--- START ---

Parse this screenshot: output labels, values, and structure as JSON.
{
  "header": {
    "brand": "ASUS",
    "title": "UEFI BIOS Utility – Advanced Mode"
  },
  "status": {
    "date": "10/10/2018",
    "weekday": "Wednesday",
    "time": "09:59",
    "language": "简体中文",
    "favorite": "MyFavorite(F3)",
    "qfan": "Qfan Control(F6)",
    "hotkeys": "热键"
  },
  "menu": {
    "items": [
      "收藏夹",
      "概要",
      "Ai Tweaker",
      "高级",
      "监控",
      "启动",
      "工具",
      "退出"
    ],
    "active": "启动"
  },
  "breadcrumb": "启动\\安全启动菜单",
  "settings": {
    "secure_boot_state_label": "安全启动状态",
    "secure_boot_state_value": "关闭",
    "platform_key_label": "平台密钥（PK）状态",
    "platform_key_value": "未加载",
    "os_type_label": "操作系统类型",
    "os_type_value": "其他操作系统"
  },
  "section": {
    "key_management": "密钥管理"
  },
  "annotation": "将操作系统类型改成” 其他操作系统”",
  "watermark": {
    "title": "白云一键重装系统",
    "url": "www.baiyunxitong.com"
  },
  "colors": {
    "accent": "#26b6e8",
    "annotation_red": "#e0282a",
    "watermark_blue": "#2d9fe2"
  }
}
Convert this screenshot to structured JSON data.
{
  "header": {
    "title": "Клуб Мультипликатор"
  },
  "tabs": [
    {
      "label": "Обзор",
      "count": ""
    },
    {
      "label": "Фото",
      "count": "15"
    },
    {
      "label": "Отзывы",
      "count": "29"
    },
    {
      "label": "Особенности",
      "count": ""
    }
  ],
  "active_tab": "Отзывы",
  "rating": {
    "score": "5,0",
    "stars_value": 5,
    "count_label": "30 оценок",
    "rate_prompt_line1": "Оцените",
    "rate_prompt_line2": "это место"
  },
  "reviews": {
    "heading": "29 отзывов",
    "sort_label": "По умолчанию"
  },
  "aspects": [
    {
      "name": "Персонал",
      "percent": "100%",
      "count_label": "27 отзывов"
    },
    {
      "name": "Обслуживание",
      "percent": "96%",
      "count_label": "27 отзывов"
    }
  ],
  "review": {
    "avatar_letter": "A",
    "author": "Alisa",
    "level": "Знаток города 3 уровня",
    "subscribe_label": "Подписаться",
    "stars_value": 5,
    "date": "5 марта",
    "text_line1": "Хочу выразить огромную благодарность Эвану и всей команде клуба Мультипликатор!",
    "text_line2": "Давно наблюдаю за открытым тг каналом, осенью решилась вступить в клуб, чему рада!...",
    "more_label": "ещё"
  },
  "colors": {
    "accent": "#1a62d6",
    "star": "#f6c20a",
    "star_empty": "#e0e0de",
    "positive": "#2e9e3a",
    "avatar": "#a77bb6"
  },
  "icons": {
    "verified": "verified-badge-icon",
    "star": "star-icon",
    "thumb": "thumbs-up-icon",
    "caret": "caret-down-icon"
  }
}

--- END ---

* Task goal: Report how many lines of the entries hold the word "screenshot". Nothing else is needed.

* Exercise answer: 2